*** Material for the task

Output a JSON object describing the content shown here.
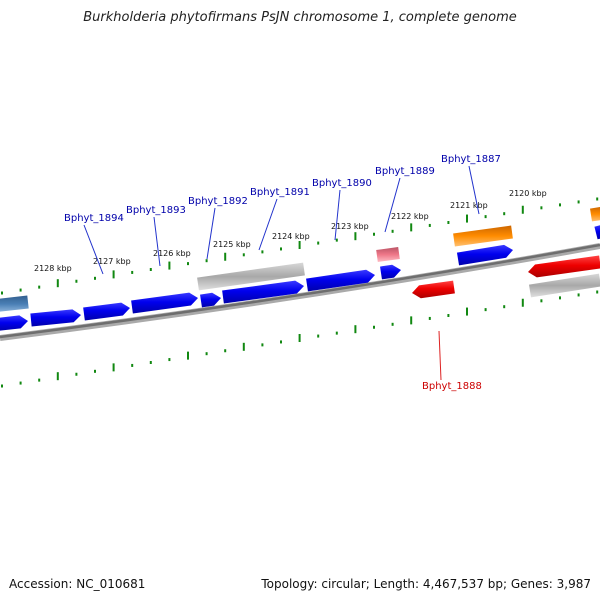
{
  "title": "Burkholderia phytofirmans PsJN chromosome 1, complete genome",
  "footer": {
    "accession": "Accession: NC_010681",
    "topology": "Topology: circular; Length: 4,467,537 bp; Genes: 3,987"
  },
  "colors": {
    "forward": "#0000ee",
    "reverse": "#ee0000",
    "pseudo": "#aaaaaa",
    "rna": "#ff8800",
    "selected_pink": "#ee7788",
    "steel": "#4477aa",
    "axis": "#888888",
    "ticks": "#118811",
    "label_blue": "#0000aa",
    "label_red": "#cc0000"
  },
  "ticks": [
    {
      "label": "2128 kbp"
    },
    {
      "label": "2127 kbp"
    },
    {
      "label": "2126 kbp"
    },
    {
      "label": "2125 kbp"
    },
    {
      "label": "2124 kbp"
    },
    {
      "label": "2123 kbp"
    },
    {
      "label": "2122 kbp"
    },
    {
      "label": "2121 kbp"
    },
    {
      "label": "2120 kbp"
    }
  ],
  "genes": [
    {
      "name": "Bphyt_1894",
      "color": "blue"
    },
    {
      "name": "Bphyt_1893",
      "color": "blue"
    },
    {
      "name": "Bphyt_1892",
      "color": "blue"
    },
    {
      "name": "Bphyt_1891",
      "color": "blue"
    },
    {
      "name": "Bphyt_1890",
      "color": "blue"
    },
    {
      "name": "Bphyt_1889",
      "color": "blue"
    },
    {
      "name": "Bphyt_1887",
      "color": "blue"
    },
    {
      "name": "Bphyt_1888",
      "color": "red"
    }
  ]
}
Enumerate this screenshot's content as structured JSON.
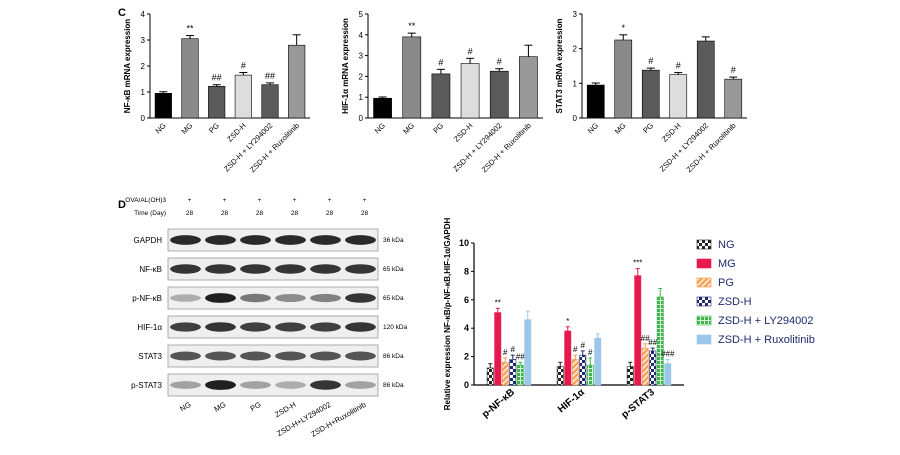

******

→ **Exercise instructions**: Search the data for "content". Copy every matching line.

→ **Response to this task**:
Output a JSON object describing the content shown here.
Enumerate this screenshot's content as structured JSON.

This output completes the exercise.